** begin **

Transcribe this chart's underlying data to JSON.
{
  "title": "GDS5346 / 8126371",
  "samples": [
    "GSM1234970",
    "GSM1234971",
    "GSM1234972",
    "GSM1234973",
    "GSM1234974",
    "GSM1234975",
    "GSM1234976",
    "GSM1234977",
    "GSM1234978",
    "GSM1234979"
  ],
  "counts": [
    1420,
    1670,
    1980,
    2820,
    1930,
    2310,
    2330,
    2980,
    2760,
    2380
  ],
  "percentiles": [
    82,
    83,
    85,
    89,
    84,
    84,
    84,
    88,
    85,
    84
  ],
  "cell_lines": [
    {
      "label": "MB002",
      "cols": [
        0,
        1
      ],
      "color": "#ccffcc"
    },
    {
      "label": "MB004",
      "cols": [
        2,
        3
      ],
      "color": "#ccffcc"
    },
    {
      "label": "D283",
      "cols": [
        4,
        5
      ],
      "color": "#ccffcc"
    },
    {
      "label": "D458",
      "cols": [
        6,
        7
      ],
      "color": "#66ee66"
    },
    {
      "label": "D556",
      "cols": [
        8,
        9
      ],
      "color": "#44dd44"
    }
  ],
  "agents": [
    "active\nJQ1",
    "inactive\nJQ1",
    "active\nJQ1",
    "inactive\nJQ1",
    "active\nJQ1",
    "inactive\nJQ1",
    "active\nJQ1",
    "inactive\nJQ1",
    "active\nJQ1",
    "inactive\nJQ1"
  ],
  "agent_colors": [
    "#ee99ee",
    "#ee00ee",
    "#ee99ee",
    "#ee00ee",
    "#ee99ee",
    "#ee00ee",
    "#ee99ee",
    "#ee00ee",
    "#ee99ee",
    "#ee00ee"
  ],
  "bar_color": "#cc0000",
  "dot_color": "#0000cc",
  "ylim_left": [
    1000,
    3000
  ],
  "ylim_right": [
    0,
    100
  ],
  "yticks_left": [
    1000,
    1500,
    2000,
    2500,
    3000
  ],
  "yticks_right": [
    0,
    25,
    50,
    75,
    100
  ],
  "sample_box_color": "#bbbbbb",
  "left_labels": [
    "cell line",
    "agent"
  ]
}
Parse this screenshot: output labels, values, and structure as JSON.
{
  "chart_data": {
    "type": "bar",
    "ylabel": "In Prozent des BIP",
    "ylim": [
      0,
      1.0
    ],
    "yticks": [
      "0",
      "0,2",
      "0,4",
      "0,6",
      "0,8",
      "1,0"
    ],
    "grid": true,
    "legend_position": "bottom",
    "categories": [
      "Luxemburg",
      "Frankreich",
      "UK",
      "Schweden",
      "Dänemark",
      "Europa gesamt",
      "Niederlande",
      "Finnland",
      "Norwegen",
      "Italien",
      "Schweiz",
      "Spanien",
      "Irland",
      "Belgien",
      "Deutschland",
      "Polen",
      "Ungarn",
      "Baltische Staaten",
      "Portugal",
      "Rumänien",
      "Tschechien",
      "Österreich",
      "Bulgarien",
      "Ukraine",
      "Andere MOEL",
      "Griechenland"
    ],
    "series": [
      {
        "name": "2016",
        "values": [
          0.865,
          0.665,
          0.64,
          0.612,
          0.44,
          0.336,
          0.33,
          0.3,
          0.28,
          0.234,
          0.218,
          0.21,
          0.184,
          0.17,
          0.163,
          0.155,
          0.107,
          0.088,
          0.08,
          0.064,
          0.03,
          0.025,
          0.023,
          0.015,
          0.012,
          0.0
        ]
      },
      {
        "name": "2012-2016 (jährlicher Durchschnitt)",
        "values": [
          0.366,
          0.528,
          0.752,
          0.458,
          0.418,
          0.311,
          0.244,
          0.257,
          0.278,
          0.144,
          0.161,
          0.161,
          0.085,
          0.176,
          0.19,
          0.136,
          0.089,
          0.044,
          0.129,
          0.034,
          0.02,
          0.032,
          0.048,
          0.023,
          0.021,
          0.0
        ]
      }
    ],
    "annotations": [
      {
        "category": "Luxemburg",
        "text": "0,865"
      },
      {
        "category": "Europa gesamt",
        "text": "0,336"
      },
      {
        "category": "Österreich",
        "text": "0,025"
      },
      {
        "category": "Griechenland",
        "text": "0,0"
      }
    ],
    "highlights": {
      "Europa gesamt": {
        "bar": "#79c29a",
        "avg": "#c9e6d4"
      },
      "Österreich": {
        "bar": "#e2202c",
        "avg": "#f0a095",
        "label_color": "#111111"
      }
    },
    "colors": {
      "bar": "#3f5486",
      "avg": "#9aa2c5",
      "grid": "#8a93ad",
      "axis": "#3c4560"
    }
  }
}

** end **
** begin **

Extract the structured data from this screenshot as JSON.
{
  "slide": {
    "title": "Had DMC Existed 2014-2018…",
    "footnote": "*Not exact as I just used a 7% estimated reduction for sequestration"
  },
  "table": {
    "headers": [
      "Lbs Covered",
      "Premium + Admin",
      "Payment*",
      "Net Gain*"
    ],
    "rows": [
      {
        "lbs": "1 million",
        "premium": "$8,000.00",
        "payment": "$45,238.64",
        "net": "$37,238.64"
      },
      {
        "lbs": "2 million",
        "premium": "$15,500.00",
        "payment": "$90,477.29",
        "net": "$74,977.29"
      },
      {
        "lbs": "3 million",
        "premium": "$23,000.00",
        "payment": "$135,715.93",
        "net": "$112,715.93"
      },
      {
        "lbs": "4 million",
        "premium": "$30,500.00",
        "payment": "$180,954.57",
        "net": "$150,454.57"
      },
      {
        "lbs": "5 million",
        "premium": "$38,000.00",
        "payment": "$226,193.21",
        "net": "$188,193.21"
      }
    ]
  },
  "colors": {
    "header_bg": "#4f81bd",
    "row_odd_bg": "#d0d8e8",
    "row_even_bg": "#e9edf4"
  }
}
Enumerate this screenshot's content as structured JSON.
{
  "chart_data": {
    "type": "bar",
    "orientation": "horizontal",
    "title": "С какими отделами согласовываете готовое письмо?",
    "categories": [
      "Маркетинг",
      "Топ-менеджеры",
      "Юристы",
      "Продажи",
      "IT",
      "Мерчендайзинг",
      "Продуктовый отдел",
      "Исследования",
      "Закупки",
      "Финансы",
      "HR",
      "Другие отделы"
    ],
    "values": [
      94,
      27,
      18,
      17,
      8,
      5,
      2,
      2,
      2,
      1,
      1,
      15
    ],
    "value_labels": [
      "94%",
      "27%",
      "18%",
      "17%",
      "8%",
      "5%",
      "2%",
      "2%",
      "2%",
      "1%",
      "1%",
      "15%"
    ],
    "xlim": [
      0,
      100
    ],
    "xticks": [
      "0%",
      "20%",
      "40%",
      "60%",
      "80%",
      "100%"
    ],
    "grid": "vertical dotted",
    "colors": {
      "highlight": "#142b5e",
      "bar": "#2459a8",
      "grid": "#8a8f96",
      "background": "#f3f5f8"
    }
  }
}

** end **
** begin **

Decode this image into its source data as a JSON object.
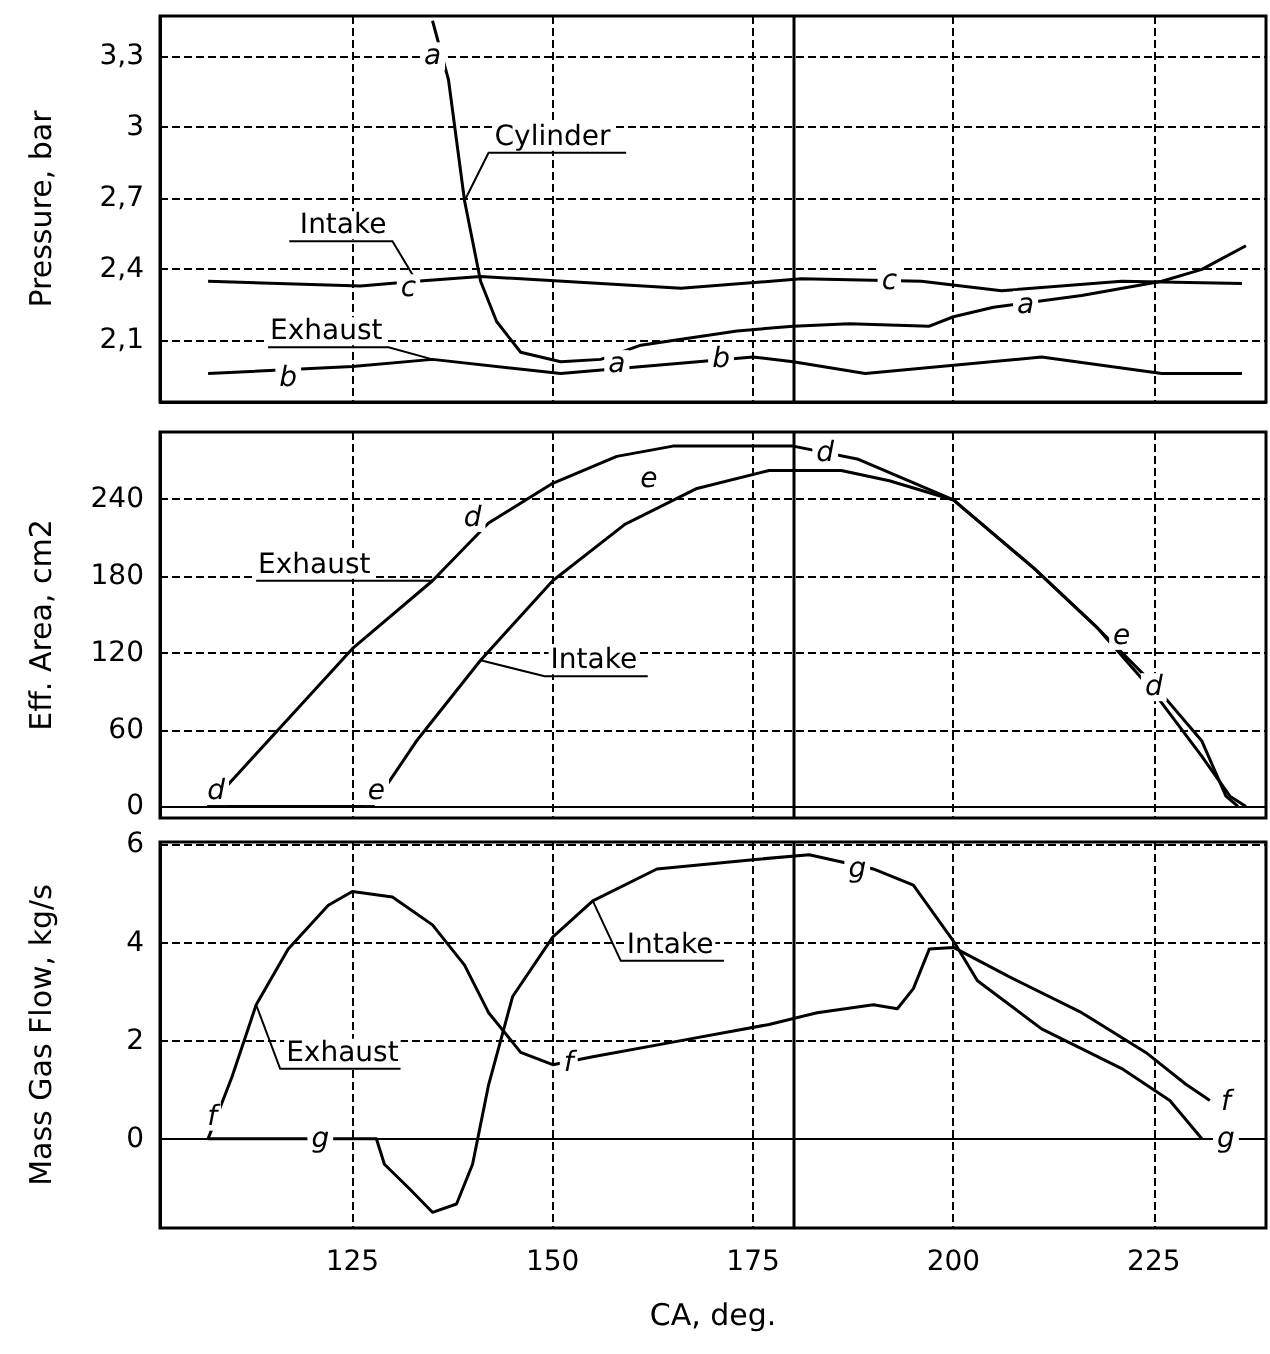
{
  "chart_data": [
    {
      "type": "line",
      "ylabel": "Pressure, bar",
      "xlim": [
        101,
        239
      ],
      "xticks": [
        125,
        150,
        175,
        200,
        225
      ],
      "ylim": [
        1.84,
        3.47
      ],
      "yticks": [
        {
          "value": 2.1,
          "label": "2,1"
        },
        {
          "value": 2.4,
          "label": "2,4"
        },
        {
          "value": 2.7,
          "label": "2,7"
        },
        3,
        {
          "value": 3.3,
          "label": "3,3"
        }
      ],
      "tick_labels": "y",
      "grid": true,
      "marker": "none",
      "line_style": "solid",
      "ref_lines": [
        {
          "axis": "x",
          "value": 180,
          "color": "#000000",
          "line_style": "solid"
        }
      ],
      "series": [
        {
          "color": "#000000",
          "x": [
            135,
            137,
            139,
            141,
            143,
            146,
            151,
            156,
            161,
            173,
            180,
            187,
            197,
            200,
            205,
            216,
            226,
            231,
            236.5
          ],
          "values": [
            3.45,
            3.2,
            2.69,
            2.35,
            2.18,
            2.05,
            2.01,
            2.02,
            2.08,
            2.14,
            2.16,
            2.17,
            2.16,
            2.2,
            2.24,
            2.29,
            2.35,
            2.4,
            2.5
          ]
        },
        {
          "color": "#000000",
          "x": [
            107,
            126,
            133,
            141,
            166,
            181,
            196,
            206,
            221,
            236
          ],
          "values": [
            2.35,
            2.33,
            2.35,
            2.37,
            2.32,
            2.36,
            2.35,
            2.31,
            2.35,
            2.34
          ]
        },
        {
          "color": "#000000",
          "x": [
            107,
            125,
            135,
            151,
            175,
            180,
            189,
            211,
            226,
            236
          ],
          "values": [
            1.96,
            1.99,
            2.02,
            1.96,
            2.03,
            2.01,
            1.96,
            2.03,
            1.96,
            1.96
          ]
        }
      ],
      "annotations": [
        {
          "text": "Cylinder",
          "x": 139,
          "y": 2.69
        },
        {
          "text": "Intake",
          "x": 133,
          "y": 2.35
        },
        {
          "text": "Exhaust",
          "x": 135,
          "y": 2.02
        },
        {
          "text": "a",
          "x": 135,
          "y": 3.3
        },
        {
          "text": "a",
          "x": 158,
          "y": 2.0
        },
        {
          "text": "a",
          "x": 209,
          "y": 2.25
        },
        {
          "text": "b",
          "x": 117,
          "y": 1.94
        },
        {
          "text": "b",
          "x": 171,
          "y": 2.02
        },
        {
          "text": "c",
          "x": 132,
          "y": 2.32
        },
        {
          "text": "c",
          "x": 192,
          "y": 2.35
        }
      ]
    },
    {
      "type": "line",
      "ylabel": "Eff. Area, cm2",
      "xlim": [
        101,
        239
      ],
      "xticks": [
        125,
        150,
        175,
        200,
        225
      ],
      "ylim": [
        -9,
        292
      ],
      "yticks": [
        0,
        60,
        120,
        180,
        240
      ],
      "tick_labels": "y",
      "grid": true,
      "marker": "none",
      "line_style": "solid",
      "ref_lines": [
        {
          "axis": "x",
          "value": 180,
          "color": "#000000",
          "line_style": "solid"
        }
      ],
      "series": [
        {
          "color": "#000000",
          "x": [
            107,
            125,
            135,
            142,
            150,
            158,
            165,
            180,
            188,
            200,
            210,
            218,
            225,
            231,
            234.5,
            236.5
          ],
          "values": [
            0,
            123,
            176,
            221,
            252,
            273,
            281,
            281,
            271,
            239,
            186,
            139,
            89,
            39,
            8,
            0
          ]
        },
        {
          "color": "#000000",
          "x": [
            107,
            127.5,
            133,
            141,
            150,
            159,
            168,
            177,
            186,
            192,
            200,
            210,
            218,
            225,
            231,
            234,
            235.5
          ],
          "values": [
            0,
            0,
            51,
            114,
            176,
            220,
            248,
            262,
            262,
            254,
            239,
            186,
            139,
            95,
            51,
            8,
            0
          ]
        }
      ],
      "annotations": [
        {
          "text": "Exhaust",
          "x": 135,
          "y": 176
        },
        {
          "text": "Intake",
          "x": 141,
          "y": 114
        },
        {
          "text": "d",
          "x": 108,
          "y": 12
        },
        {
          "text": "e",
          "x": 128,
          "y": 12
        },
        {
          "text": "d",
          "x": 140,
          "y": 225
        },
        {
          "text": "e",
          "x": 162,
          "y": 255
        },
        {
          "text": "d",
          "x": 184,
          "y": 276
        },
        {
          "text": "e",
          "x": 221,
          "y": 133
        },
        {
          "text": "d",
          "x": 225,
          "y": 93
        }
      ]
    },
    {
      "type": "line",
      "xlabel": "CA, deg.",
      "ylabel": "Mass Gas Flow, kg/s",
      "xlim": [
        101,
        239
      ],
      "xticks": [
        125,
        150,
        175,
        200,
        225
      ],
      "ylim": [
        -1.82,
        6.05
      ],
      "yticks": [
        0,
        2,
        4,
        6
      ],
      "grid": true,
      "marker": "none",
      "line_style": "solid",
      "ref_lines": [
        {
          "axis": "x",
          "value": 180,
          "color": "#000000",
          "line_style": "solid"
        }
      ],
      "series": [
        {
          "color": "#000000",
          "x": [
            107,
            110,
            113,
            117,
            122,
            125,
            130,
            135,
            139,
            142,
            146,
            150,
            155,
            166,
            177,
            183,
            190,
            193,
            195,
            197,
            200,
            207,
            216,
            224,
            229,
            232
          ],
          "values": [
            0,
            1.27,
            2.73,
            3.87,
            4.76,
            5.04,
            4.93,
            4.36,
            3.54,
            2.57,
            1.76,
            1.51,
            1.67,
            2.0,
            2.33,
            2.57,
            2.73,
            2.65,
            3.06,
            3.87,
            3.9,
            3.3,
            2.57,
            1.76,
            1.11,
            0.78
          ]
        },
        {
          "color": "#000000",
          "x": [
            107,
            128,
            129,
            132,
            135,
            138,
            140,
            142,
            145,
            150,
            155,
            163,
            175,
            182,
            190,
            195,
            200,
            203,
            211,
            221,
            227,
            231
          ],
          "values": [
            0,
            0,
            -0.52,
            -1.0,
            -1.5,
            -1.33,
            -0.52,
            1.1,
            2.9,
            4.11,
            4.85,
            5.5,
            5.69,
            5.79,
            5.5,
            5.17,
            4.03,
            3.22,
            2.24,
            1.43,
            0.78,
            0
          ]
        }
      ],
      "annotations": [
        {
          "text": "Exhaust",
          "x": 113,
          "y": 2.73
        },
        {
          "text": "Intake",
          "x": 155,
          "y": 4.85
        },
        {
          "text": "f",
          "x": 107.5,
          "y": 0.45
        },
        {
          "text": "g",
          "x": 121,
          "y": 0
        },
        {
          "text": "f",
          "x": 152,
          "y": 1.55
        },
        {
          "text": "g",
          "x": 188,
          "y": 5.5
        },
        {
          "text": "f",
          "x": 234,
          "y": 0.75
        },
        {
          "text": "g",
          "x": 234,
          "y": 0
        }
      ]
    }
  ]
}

** end **

Required work
Going through the lines above one by one, tally those with the word "million" and give only the total.

Task response
5